[BEGIN Material to process]
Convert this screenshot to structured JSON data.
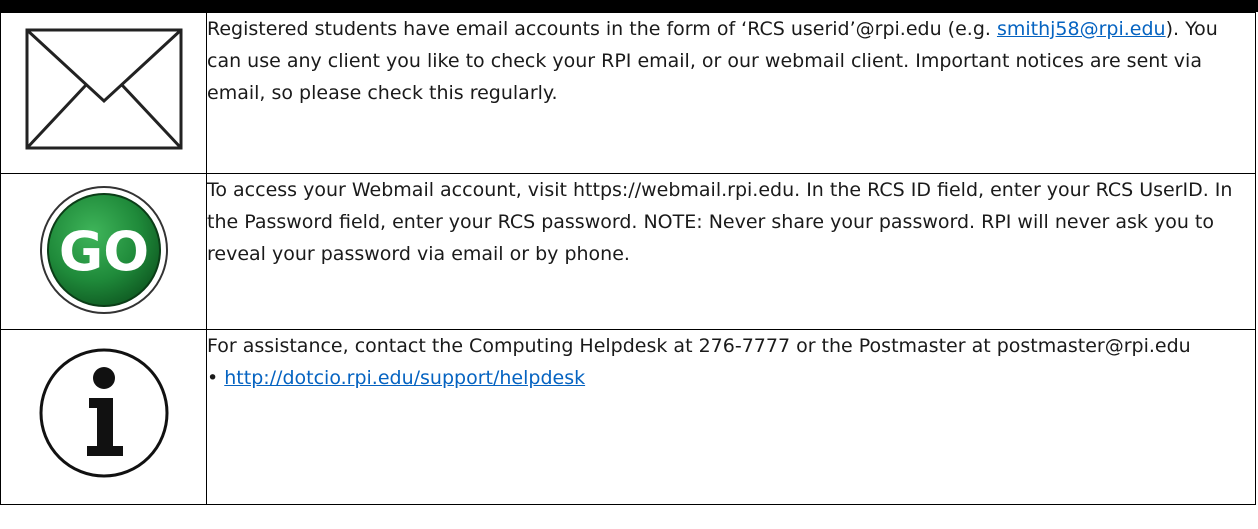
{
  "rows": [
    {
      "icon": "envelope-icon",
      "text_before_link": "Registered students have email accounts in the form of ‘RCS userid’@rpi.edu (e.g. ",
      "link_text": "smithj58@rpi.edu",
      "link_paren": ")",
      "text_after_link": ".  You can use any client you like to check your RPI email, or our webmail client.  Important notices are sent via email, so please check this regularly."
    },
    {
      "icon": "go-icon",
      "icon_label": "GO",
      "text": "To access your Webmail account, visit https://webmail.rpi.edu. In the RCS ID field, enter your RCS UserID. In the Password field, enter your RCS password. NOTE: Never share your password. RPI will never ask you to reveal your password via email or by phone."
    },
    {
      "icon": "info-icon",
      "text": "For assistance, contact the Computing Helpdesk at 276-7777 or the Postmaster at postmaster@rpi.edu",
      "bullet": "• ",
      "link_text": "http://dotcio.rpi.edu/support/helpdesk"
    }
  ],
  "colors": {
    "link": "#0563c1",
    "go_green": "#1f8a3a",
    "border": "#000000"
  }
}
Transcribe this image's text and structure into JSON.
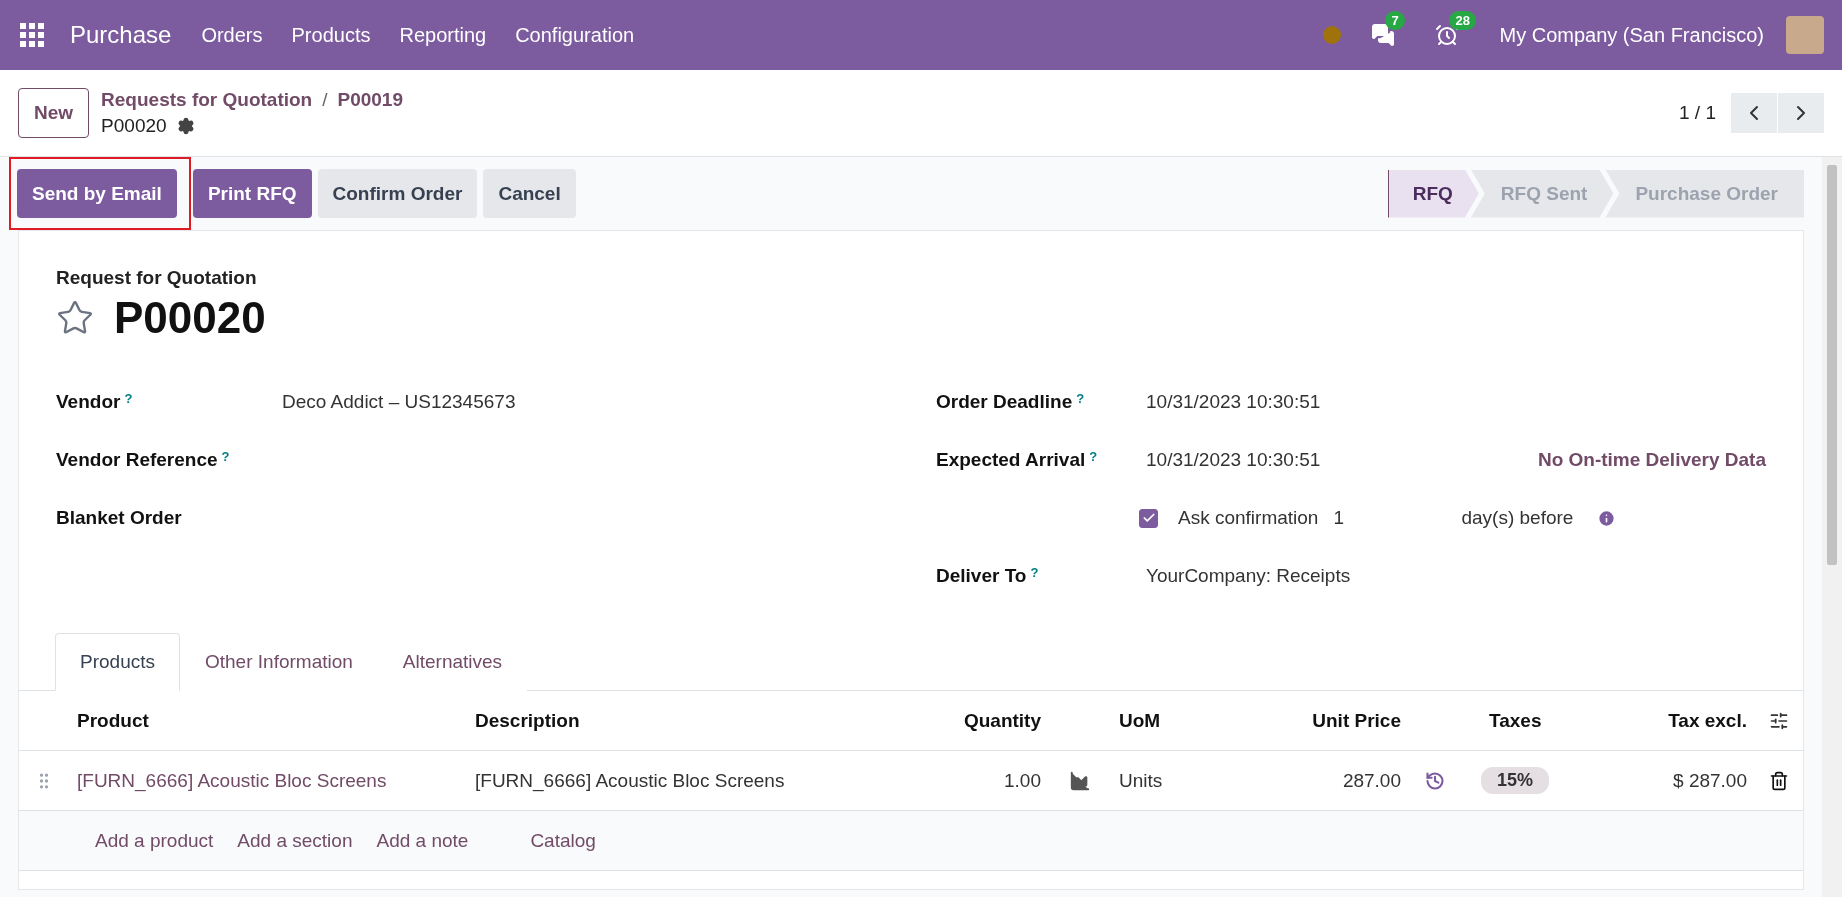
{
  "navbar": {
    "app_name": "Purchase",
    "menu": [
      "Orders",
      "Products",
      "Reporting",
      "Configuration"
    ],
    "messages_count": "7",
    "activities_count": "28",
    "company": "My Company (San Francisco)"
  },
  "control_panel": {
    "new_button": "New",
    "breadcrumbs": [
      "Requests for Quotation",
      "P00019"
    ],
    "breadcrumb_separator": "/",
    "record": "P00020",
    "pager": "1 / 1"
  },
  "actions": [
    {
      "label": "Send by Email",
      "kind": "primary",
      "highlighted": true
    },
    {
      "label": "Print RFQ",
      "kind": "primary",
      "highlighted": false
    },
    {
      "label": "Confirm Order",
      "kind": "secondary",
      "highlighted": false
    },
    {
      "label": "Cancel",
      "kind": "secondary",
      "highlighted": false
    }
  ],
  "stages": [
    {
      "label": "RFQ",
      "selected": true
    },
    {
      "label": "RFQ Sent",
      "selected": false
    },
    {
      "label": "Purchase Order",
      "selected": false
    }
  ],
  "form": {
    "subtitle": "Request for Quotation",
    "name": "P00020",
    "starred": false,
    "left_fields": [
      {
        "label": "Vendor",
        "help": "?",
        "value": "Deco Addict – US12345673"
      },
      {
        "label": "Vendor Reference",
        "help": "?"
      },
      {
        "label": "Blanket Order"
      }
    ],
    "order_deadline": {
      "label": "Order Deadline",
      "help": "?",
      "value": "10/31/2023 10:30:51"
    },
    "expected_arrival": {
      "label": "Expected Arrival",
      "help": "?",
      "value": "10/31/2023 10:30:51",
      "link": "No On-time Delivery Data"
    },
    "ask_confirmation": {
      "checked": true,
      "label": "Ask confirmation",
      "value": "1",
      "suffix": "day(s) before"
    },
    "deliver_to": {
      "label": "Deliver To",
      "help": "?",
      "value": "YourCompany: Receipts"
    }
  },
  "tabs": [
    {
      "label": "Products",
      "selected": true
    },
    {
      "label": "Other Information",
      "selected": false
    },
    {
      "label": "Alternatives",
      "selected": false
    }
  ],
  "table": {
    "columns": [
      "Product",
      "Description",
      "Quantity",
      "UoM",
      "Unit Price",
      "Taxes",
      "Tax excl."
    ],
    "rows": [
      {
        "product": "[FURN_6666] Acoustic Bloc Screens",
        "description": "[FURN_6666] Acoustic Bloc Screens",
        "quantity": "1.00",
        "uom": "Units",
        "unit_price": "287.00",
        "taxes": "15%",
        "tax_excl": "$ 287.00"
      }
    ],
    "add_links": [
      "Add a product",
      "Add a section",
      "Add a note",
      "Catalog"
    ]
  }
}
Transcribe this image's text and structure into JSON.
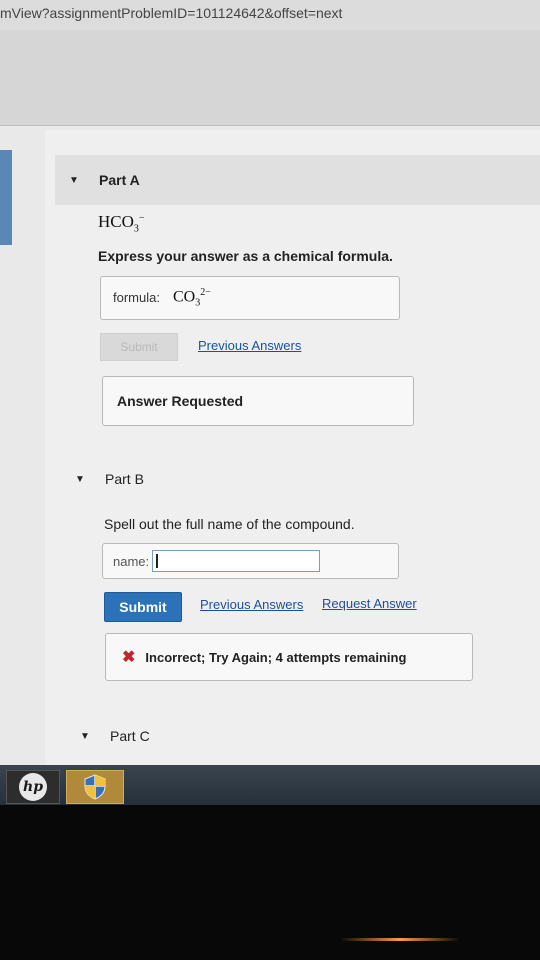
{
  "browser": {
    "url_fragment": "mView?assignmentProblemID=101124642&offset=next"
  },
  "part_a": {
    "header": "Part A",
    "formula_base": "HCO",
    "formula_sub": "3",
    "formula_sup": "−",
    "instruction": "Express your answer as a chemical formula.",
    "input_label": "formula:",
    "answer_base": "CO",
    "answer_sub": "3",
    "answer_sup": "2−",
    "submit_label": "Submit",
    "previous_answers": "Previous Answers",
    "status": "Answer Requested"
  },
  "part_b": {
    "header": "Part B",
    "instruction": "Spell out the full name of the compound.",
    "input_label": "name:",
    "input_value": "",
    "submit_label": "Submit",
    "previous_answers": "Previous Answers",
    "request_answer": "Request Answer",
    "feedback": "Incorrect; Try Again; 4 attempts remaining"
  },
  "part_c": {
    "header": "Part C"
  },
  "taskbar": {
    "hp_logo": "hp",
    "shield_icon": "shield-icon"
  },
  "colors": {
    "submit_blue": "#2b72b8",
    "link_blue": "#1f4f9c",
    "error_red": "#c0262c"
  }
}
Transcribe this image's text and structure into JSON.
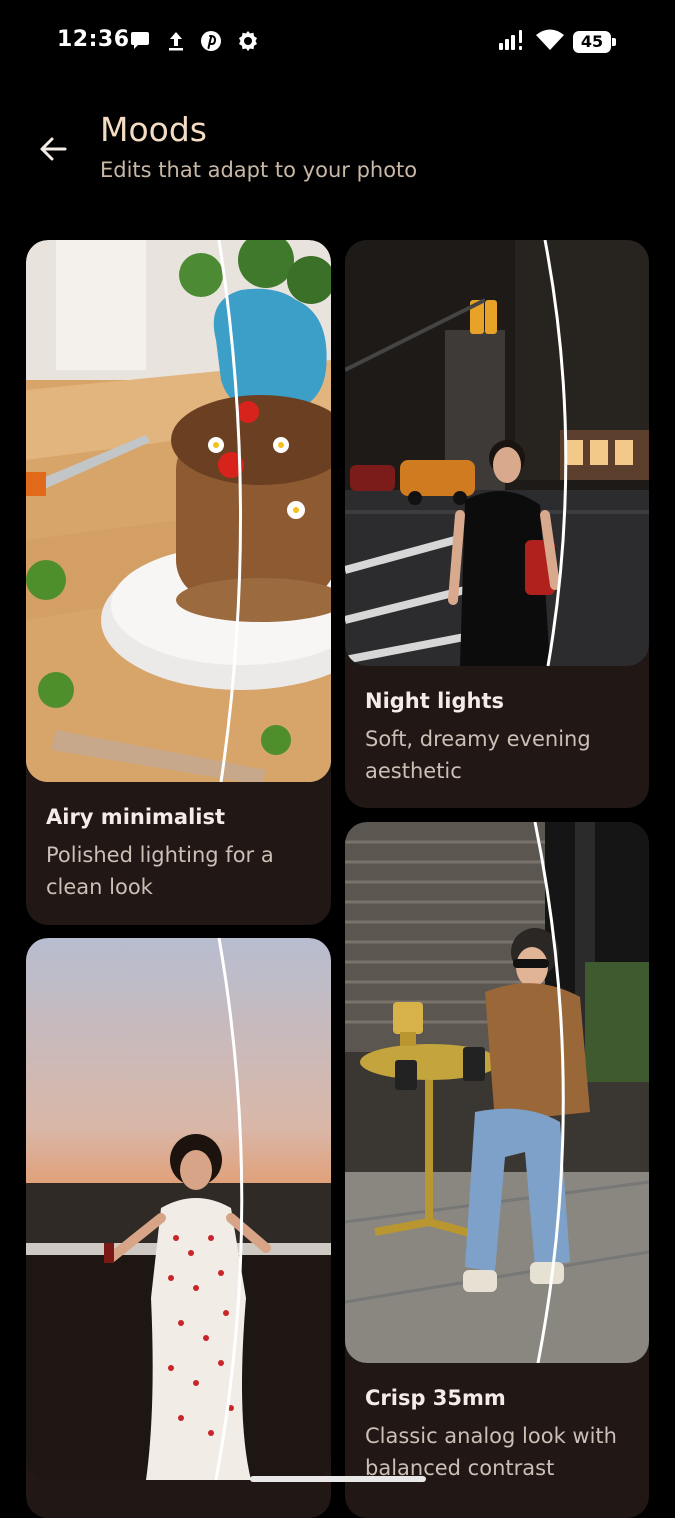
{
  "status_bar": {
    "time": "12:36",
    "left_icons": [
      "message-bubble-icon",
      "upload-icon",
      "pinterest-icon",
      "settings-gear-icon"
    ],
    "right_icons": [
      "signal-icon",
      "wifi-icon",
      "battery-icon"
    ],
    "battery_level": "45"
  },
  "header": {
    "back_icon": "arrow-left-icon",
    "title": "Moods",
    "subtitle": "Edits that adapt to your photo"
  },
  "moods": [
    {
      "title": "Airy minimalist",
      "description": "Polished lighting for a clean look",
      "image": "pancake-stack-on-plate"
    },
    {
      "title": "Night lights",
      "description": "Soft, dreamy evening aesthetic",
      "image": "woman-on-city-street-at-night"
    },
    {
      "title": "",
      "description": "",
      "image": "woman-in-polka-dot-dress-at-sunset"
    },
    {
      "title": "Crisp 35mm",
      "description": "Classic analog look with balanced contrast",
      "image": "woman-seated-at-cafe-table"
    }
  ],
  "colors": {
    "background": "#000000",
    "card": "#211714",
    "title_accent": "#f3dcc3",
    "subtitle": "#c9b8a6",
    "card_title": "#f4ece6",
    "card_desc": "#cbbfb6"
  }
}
[END Material to process]
### Instruction
Set the listing down in full and exactly. Pictures within it should not appear in the copy.

### Completed exercise
Convert this screenshot to structured JSON data.
{
  "rows": [
    {
      "icon": "envelope-icon",
      "text_before_link": "Registered students have email accounts in the form of ‘RCS userid’@rpi.edu (e.g. ",
      "link_text": "smithj58@rpi.edu",
      "link_paren": ")",
      "text_after_link": ".  You can use any client you like to check your RPI email, or our webmail client.  Important notices are sent via email, so please check this regularly."
    },
    {
      "icon": "go-icon",
      "icon_label": "GO",
      "text": "To access your Webmail account, visit https://webmail.rpi.edu. In the RCS ID field, enter your RCS UserID. In the Password field, enter your RCS password. NOTE: Never share your password. RPI will never ask you to reveal your password via email or by phone."
    },
    {
      "icon": "info-icon",
      "text": "For assistance, contact the Computing Helpdesk at 276-7777 or the Postmaster at postmaster@rpi.edu",
      "bullet": "• ",
      "link_text": "http://dotcio.rpi.edu/support/helpdesk"
    }
  ],
  "colors": {
    "link": "#0563c1",
    "go_green": "#1f8a3a",
    "border": "#000000"
  }
}
Transcribe this image's text and structure into JSON.
{
  "navbar": {
    "app_name": "Purchase",
    "menu": [
      "Orders",
      "Products",
      "Reporting",
      "Configuration"
    ],
    "messages_count": "7",
    "activities_count": "28",
    "company": "My Company (San Francisco)"
  },
  "control_panel": {
    "new_button": "New",
    "breadcrumbs": [
      "Requests for Quotation",
      "P00019"
    ],
    "breadcrumb_separator": "/",
    "record": "P00020",
    "pager": "1 / 1"
  },
  "actions": [
    {
      "label": "Send by Email",
      "kind": "primary",
      "highlighted": true
    },
    {
      "label": "Print RFQ",
      "kind": "primary",
      "highlighted": false
    },
    {
      "label": "Confirm Order",
      "kind": "secondary",
      "highlighted": false
    },
    {
      "label": "Cancel",
      "kind": "secondary",
      "highlighted": false
    }
  ],
  "stages": [
    {
      "label": "RFQ",
      "selected": true
    },
    {
      "label": "RFQ Sent",
      "selected": false
    },
    {
      "label": "Purchase Order",
      "selected": false
    }
  ],
  "form": {
    "subtitle": "Request for Quotation",
    "name": "P00020",
    "starred": false,
    "left_fields": [
      {
        "label": "Vendor",
        "help": "?",
        "value": "Deco Addict – US12345673"
      },
      {
        "label": "Vendor Reference",
        "help": "?"
      },
      {
        "label": "Blanket Order"
      }
    ],
    "order_deadline": {
      "label": "Order Deadline",
      "help": "?",
      "value": "10/31/2023 10:30:51"
    },
    "expected_arrival": {
      "label": "Expected Arrival",
      "help": "?",
      "value": "10/31/2023 10:30:51",
      "link": "No On-time Delivery Data"
    },
    "ask_confirmation": {
      "checked": true,
      "label": "Ask confirmation",
      "value": "1",
      "suffix": "day(s) before"
    },
    "deliver_to": {
      "label": "Deliver To",
      "help": "?",
      "value": "YourCompany: Receipts"
    }
  },
  "tabs": [
    {
      "label": "Products",
      "selected": true
    },
    {
      "label": "Other Information",
      "selected": false
    },
    {
      "label": "Alternatives",
      "selected": false
    }
  ],
  "table": {
    "columns": [
      "Product",
      "Description",
      "Quantity",
      "UoM",
      "Unit Price",
      "Taxes",
      "Tax excl."
    ],
    "rows": [
      {
        "product": "[FURN_6666] Acoustic Bloc Screens",
        "description": "[FURN_6666] Acoustic Bloc Screens",
        "quantity": "1.00",
        "uom": "Units",
        "unit_price": "287.00",
        "taxes": "15%",
        "tax_excl": "$ 287.00"
      }
    ],
    "add_links": [
      "Add a product",
      "Add a section",
      "Add a note",
      "Catalog"
    ]
  }
}
Transcribe this image's text and structure into JSON.
{
  "browser": {
    "url_fragment": "mView?assignmentProblemID=101124642&offset=next"
  },
  "part_a": {
    "header": "Part A",
    "formula_base": "HCO",
    "formula_sub": "3",
    "formula_sup": "−",
    "instruction": "Express your answer as a chemical formula.",
    "input_label": "formula:",
    "answer_base": "CO",
    "answer_sub": "3",
    "answer_sup": "2−",
    "submit_label": "Submit",
    "previous_answers": "Previous Answers",
    "status": "Answer Requested"
  },
  "part_b": {
    "header": "Part B",
    "instruction": "Spell out the full name of the compound.",
    "input_label": "name:",
    "input_value": "",
    "submit_label": "Submit",
    "previous_answers": "Previous Answers",
    "request_answer": "Request Answer",
    "feedback": "Incorrect; Try Again; 4 attempts remaining"
  },
  "part_c": {
    "header": "Part C"
  },
  "taskbar": {
    "hp_logo": "hp",
    "shield_icon": "shield-icon"
  },
  "colors": {
    "submit_blue": "#2b72b8",
    "link_blue": "#1f4f9c",
    "error_red": "#c0262c"
  }
}
Transcribe this image's text and structure into JSON.
{
  "status_bar": {
    "time": "12:36",
    "left_icons": [
      "message-bubble-icon",
      "upload-icon",
      "pinterest-icon",
      "settings-gear-icon"
    ],
    "right_icons": [
      "signal-icon",
      "wifi-icon",
      "battery-icon"
    ],
    "battery_level": "45"
  },
  "header": {
    "back_icon": "arrow-left-icon",
    "title": "Moods",
    "subtitle": "Edits that adapt to your photo"
  },
  "moods": [
    {
      "title": "Airy minimalist",
      "description": "Polished lighting for a clean look",
      "image": "pancake-stack-on-plate"
    },
    {
      "title": "Night lights",
      "description": "Soft, dreamy evening aesthetic",
      "image": "woman-on-city-street-at-night"
    },
    {
      "title": "",
      "description": "",
      "image": "woman-in-polka-dot-dress-at-sunset"
    },
    {
      "title": "Crisp 35mm",
      "description": "Classic analog look with balanced contrast",
      "image": "woman-seated-at-cafe-table"
    }
  ],
  "colors": {
    "background": "#000000",
    "card": "#211714",
    "title_accent": "#f3dcc3",
    "subtitle": "#c9b8a6",
    "card_title": "#f4ece6",
    "card_desc": "#cbbfb6"
  }
}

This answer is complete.